PROMPT: Write only the number of lines holding the string "theta".

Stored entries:
+-------+

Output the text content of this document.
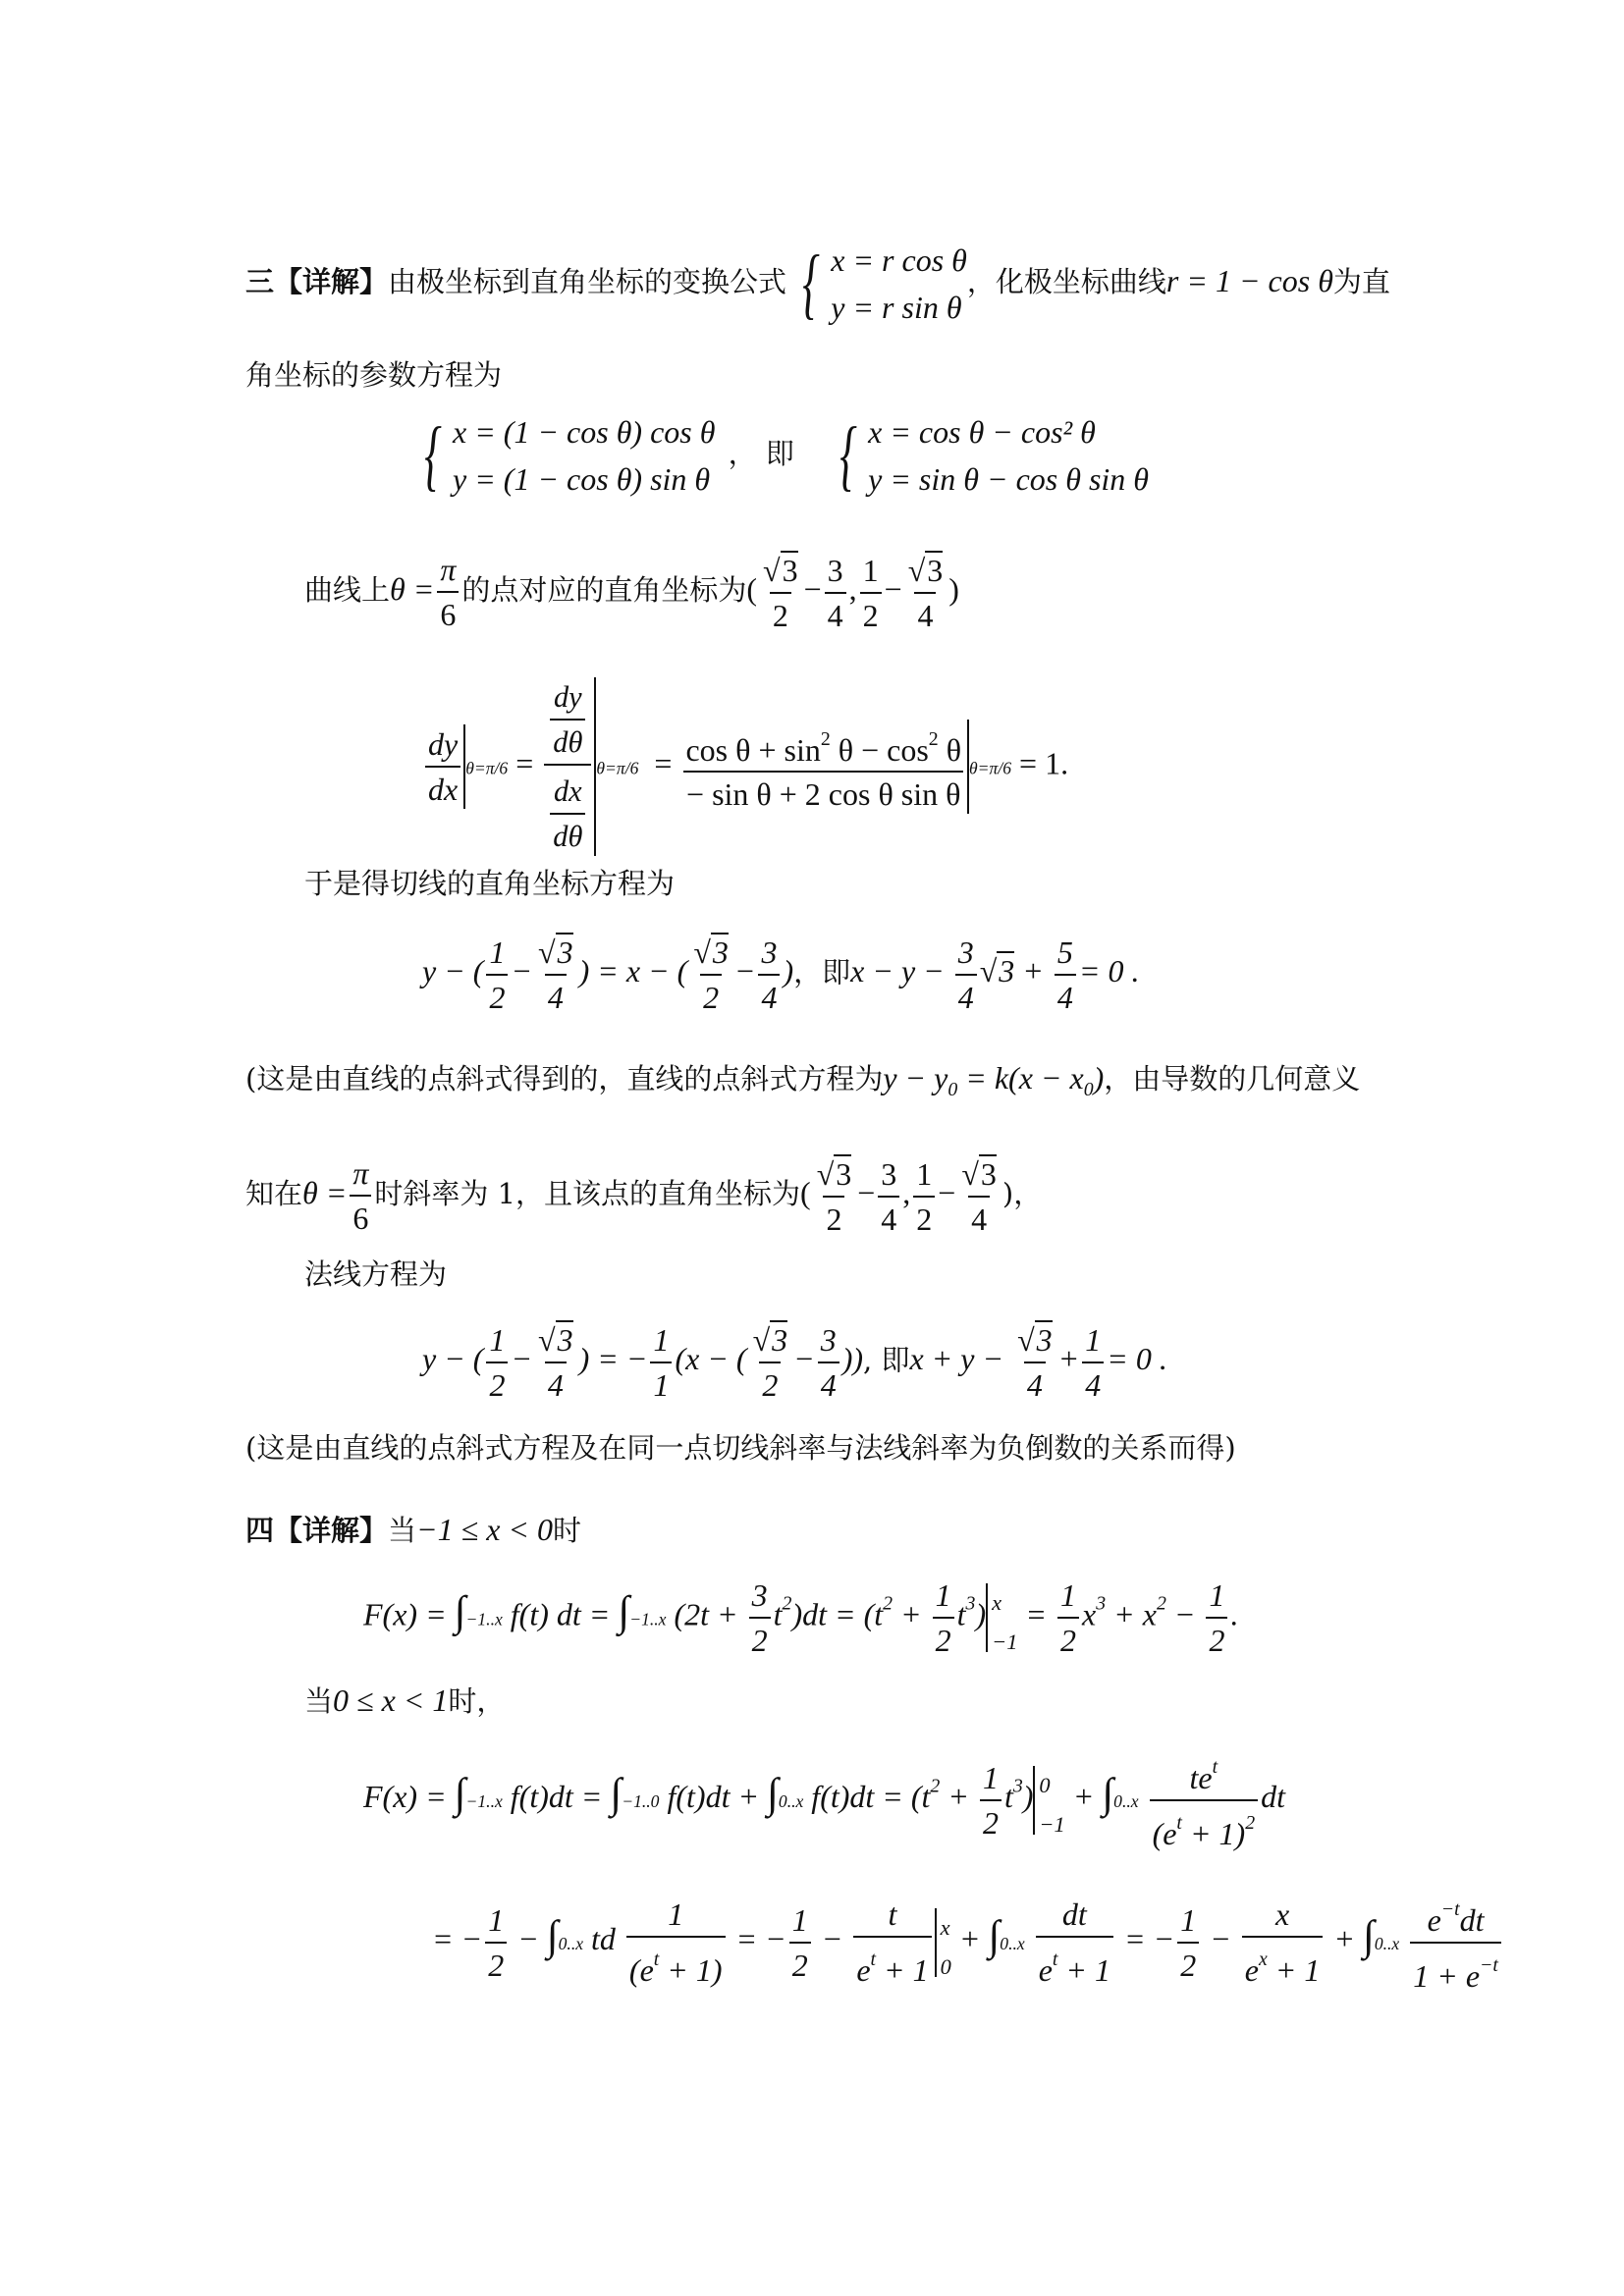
三【详解】由极坐标到直角坐标的变换公式 { x = r cos θ
y = r sin θ
，化极坐标曲线r = 1 − cos θ为直
角坐标的参数方程为
{ x = (1 − cos θ) cos θ
y = (1 − cos θ) sin θ
， 即 { x = cos θ − cos² θ
y = sin θ − cos θ sin θ
曲线上$\theta = \frac{\pi}{6}$ 的点对应的直角坐标为( $\frac{√3}{2} - \frac{3}{4}$ , $\frac{1}{2} - \frac{√3}{4}$ )
$\frac{dy}{dx} \theta=\pi/6 = \frac{\frac{dy}{d\theta}}{\frac{dx}{d\theta}} \theta=\pi/6 = \frac{\cos \theta + \sin^2 \theta - \cos^2 \theta}{\text{− sin θ + 2 cos θ sin θ}} \theta=\pi/6 = 1$.
于是得切线的直角坐标方程为
y − ( $\frac{1}{2} - \frac{√3}{4}$ ) = x − ( $\frac{√3}{2} - \frac{3}{4}$ )，即$x - y - \frac{3}{4} √3 + \frac{5}{4} = 0$ .
(这是由直线的点斜式得到的，直线的点斜式方程为$y - y_0 = k(x - x_0)$，由导数的几何意义
知在$\theta = \frac{\pi}{6}$ 时斜率为 1，且该点的直角坐标为( $\frac{√3}{2} - \frac{3}{4}$ , $\frac{1}{2} - \frac{√3}{4}$ )，
法线方程为
y − ( $\frac{1}{2} - \frac{√3}{4}$ ) = − $\frac{1}{1} (x$ − ( $\frac{√3}{2} - \frac{3}{4}$ )), 即$x + y - \frac{√3}{4} + \frac{1}{4} = 0$ .
(这是由直线的点斜式方程及在同一点切线斜率与法线斜率为负倒数的关系而得)
四【详解】当−1 ≤ x < 0时
F(x) = ∫−1..x f(t) dt = ∫−1..x $(2t + \frac{3}{2} t^2)dt = (t^2 + \frac{1}{2} t^3)$ x
−1
= $\frac{1}{2} x^3 + x^2 - \frac{1}{2}$ .
当0 ≤ x < 1时，
F(x) = ∫−1..x f(t)dt = ∫−1..0 f(t)dt + ∫0..x $f(t)dt = (t^2 + \frac{1}{2} t^3)$ 0
−1
+ $\int 0..x \frac{te^t}{(e^t + 1)^2}$ dt
= − $\frac{1}{2} - \int 0..x$ td $\frac{1}{(e^t + 1)}$ = − $\frac{1}{2} - \frac{t}{e^t + 1}$ x
0
+ $\int 0..x \frac{dt}{e^t + 1}$ = − $\frac{1}{2} - \frac{x}{e^x + 1} + \int 0..x \frac{e^{-t}dt}{1 + e^{-t}}$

+-------+

RESULT: 3